## Exercise prompt:
Below are records to transcribe exactly, without their pictures.

## Dataset rows:
• • •
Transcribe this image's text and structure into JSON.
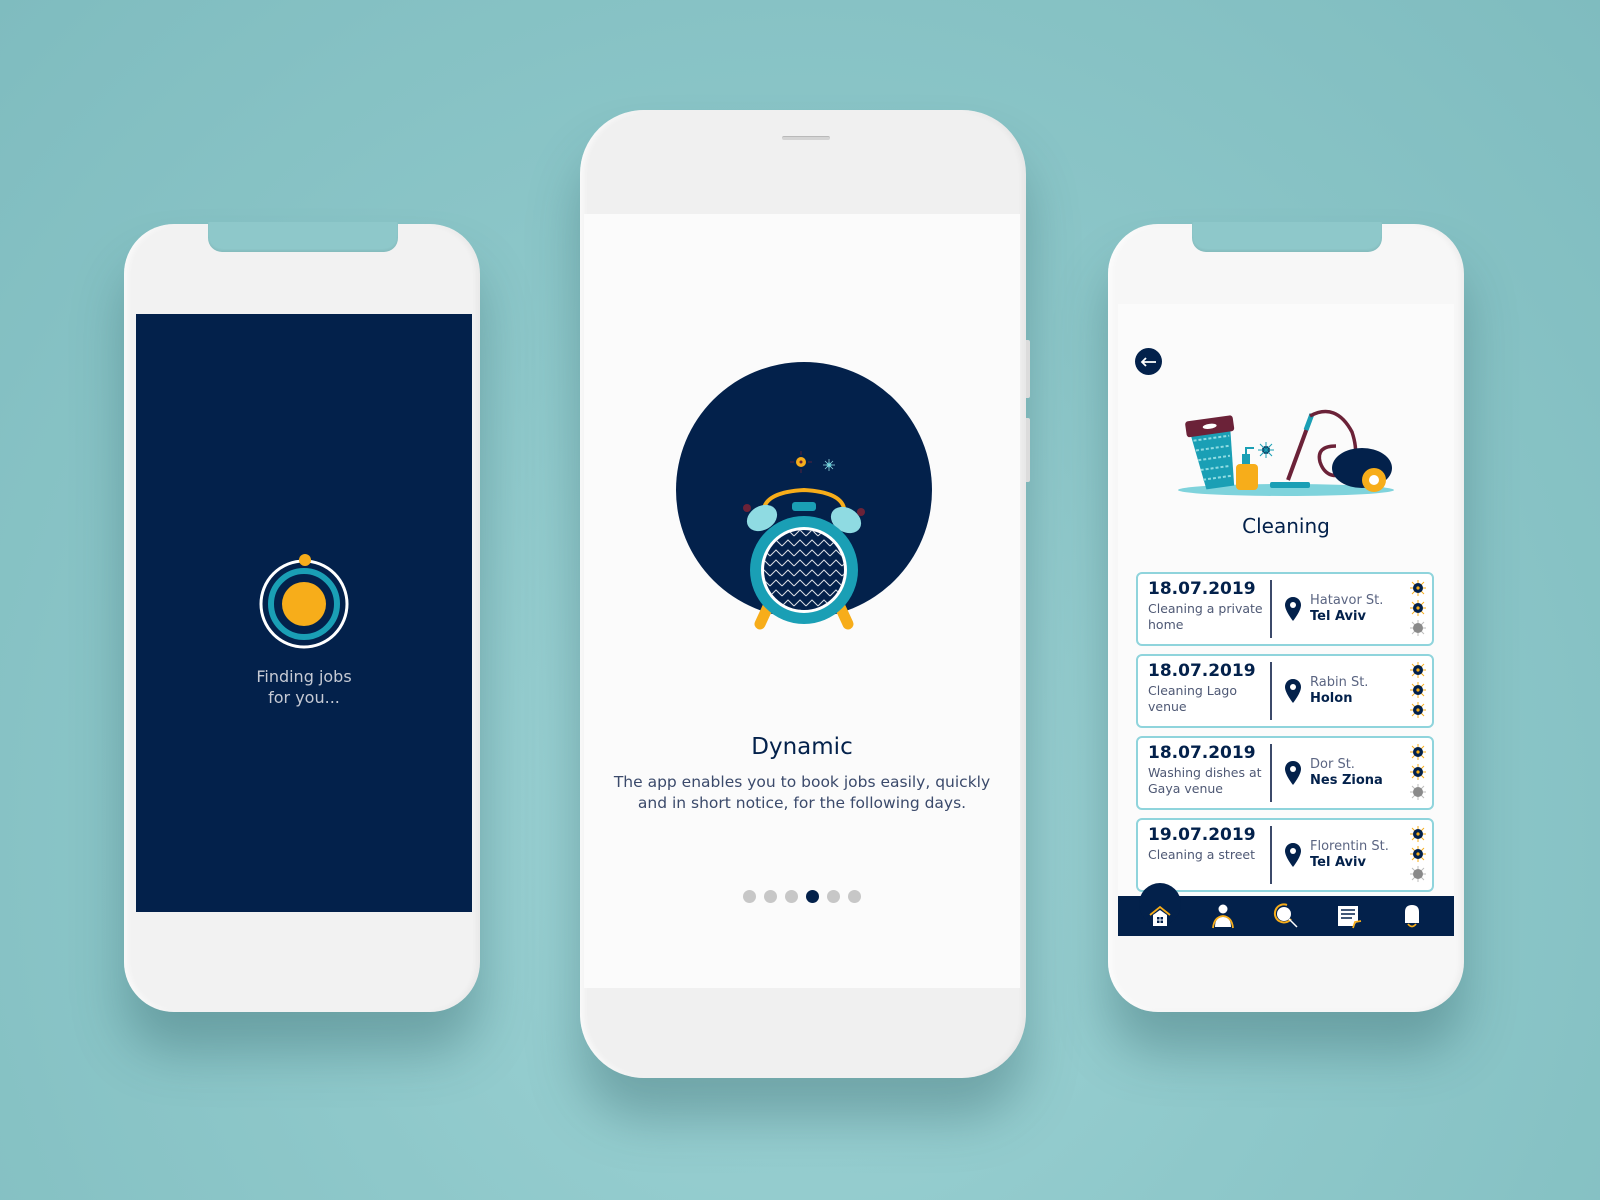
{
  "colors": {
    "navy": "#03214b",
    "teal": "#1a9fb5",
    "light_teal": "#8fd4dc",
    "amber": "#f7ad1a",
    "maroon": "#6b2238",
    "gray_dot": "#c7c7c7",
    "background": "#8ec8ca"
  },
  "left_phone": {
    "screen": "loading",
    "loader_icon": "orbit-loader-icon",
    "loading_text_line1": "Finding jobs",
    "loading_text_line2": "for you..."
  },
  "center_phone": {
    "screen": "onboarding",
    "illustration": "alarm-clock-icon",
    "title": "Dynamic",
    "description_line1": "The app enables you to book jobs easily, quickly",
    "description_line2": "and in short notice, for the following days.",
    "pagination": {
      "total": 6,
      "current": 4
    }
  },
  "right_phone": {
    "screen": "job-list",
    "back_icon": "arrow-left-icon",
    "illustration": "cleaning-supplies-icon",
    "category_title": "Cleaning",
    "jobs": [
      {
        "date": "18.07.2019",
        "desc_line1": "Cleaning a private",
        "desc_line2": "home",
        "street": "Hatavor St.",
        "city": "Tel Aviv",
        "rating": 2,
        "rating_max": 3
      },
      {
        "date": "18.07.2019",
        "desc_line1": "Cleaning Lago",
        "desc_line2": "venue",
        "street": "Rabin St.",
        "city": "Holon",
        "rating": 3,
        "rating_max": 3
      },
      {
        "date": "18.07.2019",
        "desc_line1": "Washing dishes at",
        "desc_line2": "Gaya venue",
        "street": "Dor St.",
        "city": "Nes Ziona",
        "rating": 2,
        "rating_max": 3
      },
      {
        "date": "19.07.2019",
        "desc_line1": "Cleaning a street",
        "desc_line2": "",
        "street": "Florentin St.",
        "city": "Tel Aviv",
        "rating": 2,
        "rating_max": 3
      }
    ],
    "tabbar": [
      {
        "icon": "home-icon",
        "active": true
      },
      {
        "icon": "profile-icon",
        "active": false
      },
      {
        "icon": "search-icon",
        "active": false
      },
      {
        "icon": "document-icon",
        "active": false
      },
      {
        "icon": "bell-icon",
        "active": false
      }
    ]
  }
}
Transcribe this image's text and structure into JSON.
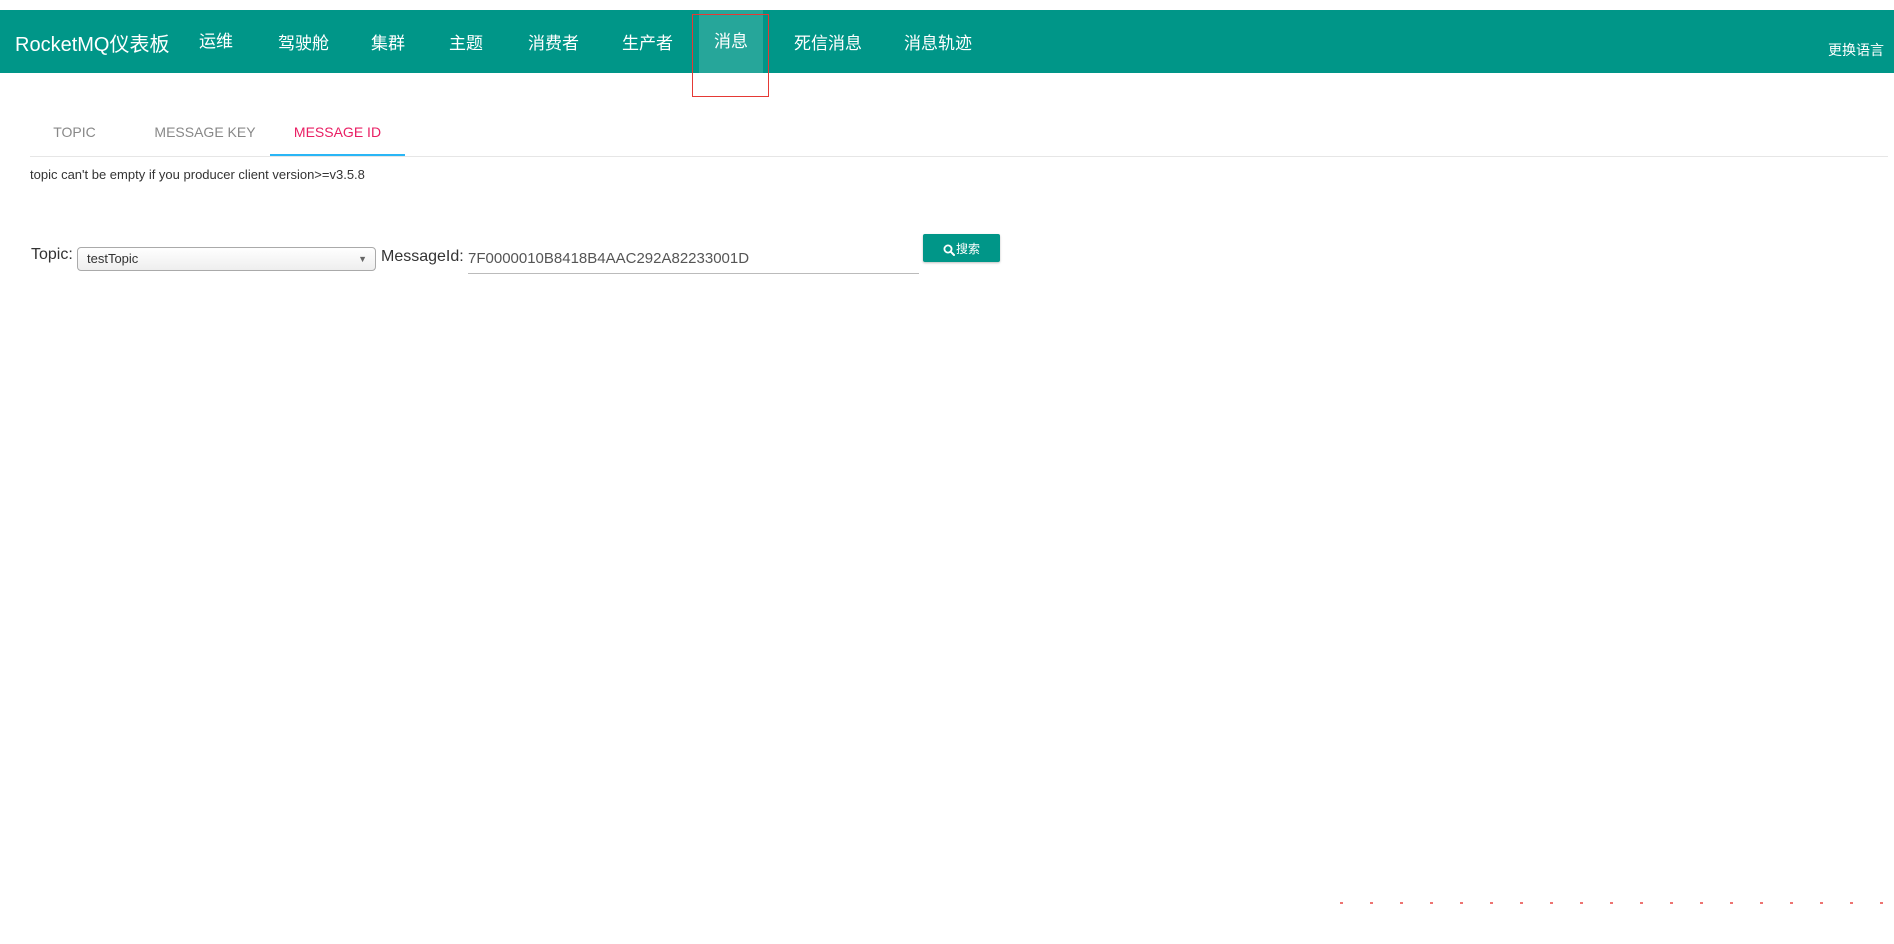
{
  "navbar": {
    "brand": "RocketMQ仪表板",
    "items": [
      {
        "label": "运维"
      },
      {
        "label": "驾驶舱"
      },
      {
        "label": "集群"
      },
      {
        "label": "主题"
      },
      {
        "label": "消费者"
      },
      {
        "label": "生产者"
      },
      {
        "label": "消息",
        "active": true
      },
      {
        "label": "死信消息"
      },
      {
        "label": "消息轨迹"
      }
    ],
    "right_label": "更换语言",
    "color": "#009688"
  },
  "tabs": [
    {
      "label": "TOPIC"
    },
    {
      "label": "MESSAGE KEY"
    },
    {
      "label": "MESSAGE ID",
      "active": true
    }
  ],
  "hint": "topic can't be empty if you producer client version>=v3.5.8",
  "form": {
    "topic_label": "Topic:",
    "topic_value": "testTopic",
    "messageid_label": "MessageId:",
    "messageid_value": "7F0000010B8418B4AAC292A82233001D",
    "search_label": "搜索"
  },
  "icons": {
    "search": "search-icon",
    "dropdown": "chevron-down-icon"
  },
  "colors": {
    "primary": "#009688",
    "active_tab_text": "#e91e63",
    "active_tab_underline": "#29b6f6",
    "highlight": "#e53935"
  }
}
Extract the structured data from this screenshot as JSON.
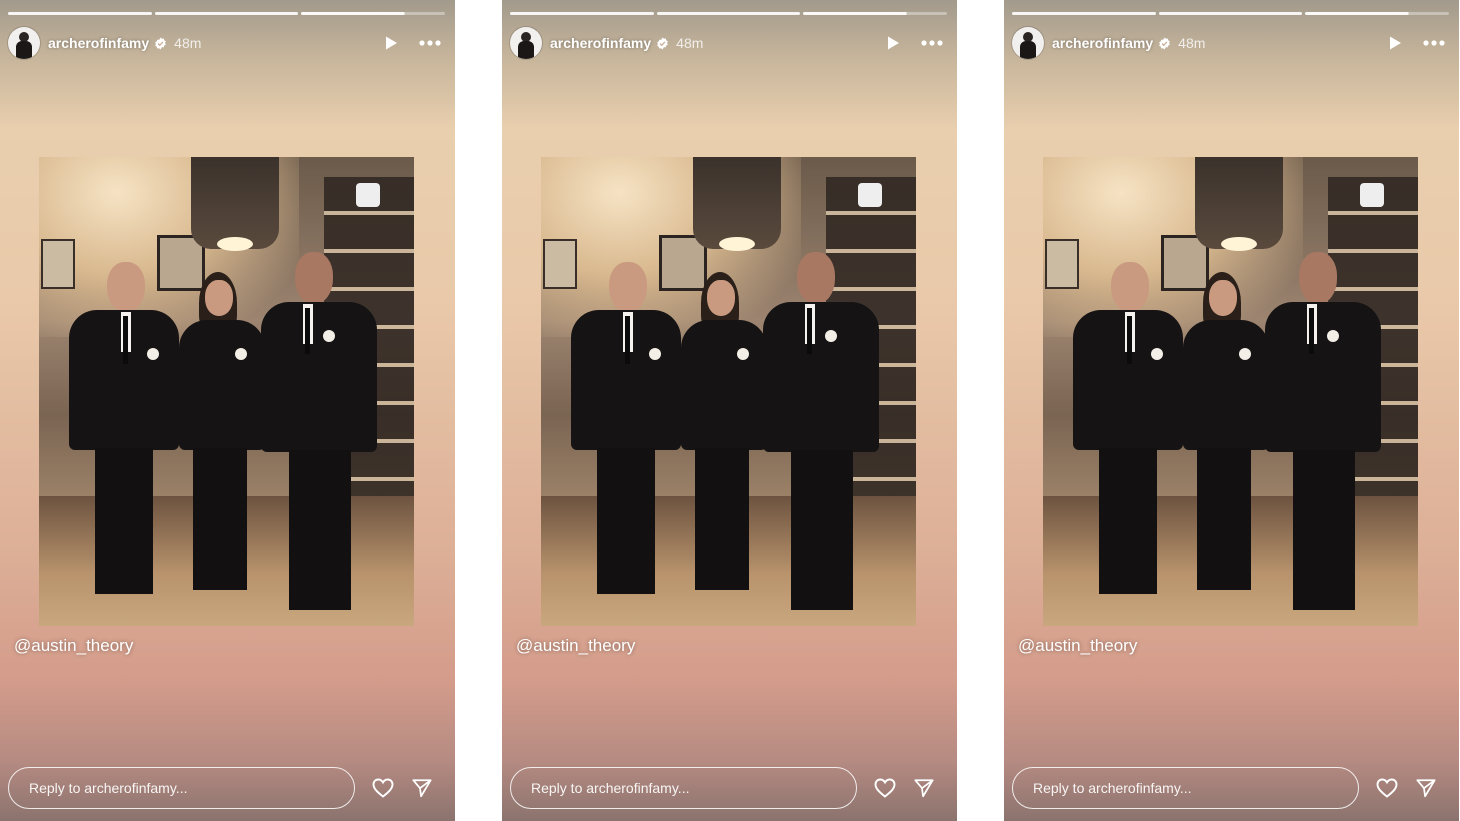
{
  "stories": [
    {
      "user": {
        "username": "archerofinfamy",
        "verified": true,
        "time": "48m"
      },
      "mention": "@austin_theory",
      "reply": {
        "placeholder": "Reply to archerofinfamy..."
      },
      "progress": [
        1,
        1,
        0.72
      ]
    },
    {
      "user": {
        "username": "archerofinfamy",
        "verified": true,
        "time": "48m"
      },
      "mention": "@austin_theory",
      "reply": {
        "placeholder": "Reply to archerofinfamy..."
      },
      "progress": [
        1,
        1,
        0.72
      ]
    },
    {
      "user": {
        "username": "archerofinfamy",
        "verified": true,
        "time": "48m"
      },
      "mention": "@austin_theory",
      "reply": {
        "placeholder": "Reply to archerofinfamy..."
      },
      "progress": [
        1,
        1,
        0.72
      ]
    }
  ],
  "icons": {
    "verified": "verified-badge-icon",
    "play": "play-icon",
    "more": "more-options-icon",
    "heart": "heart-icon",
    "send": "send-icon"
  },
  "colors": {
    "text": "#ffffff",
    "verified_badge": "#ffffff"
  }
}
• • •
## Correct answer:
Transcribe this image's text and structure into JSON.
{
  "colors": {
    "navy": "#03214b",
    "teal": "#1a9fb5",
    "light_teal": "#8fd4dc",
    "amber": "#f7ad1a",
    "maroon": "#6b2238",
    "gray_dot": "#c7c7c7",
    "background": "#8ec8ca"
  },
  "left_phone": {
    "screen": "loading",
    "loader_icon": "orbit-loader-icon",
    "loading_text_line1": "Finding jobs",
    "loading_text_line2": "for you..."
  },
  "center_phone": {
    "screen": "onboarding",
    "illustration": "alarm-clock-icon",
    "title": "Dynamic",
    "description_line1": "The app enables you to book jobs easily, quickly",
    "description_line2": "and in short notice, for the following days.",
    "pagination": {
      "total": 6,
      "current": 4
    }
  },
  "right_phone": {
    "screen": "job-list",
    "back_icon": "arrow-left-icon",
    "illustration": "cleaning-supplies-icon",
    "category_title": "Cleaning",
    "jobs": [
      {
        "date": "18.07.2019",
        "desc_line1": "Cleaning a private",
        "desc_line2": "home",
        "street": "Hatavor St.",
        "city": "Tel Aviv",
        "rating": 2,
        "rating_max": 3
      },
      {
        "date": "18.07.2019",
        "desc_line1": "Cleaning Lago",
        "desc_line2": "venue",
        "street": "Rabin St.",
        "city": "Holon",
        "rating": 3,
        "rating_max": 3
      },
      {
        "date": "18.07.2019",
        "desc_line1": "Washing dishes at",
        "desc_line2": "Gaya venue",
        "street": "Dor St.",
        "city": "Nes Ziona",
        "rating": 2,
        "rating_max": 3
      },
      {
        "date": "19.07.2019",
        "desc_line1": "Cleaning a street",
        "desc_line2": "",
        "street": "Florentin St.",
        "city": "Tel Aviv",
        "rating": 2,
        "rating_max": 3
      }
    ],
    "tabbar": [
      {
        "icon": "home-icon",
        "active": true
      },
      {
        "icon": "profile-icon",
        "active": false
      },
      {
        "icon": "search-icon",
        "active": false
      },
      {
        "icon": "document-icon",
        "active": false
      },
      {
        "icon": "bell-icon",
        "active": false
      }
    ]
  }
}
Transcribe this image's text and structure into JSON.
{
  "navbar": {
    "brand": "RocketMQ仪表板",
    "items": [
      {
        "label": "运维"
      },
      {
        "label": "驾驶舱"
      },
      {
        "label": "集群"
      },
      {
        "label": "主题"
      },
      {
        "label": "消费者"
      },
      {
        "label": "生产者"
      },
      {
        "label": "消息",
        "active": true
      },
      {
        "label": "死信消息"
      },
      {
        "label": "消息轨迹"
      }
    ],
    "right_label": "更换语言",
    "color": "#009688"
  },
  "tabs": [
    {
      "label": "TOPIC"
    },
    {
      "label": "MESSAGE KEY"
    },
    {
      "label": "MESSAGE ID",
      "active": true
    }
  ],
  "hint": "topic can't be empty if you producer client version>=v3.5.8",
  "form": {
    "topic_label": "Topic:",
    "topic_value": "testTopic",
    "messageid_label": "MessageId:",
    "messageid_value": "7F0000010B8418B4AAC292A82233001D",
    "search_label": "搜索"
  },
  "icons": {
    "search": "search-icon",
    "dropdown": "chevron-down-icon"
  },
  "colors": {
    "primary": "#009688",
    "active_tab_text": "#e91e63",
    "active_tab_underline": "#29b6f6",
    "highlight": "#e53935"
  }
}
Extract the structured data from this screenshot as JSON.
{
  "stories": [
    {
      "user": {
        "username": "archerofinfamy",
        "verified": true,
        "time": "48m"
      },
      "mention": "@austin_theory",
      "reply": {
        "placeholder": "Reply to archerofinfamy..."
      },
      "progress": [
        1,
        1,
        0.72
      ]
    },
    {
      "user": {
        "username": "archerofinfamy",
        "verified": true,
        "time": "48m"
      },
      "mention": "@austin_theory",
      "reply": {
        "placeholder": "Reply to archerofinfamy..."
      },
      "progress": [
        1,
        1,
        0.72
      ]
    },
    {
      "user": {
        "username": "archerofinfamy",
        "verified": true,
        "time": "48m"
      },
      "mention": "@austin_theory",
      "reply": {
        "placeholder": "Reply to archerofinfamy..."
      },
      "progress": [
        1,
        1,
        0.72
      ]
    }
  ],
  "icons": {
    "verified": "verified-badge-icon",
    "play": "play-icon",
    "more": "more-options-icon",
    "heart": "heart-icon",
    "send": "send-icon"
  },
  "colors": {
    "text": "#ffffff",
    "verified_badge": "#ffffff"
  }
}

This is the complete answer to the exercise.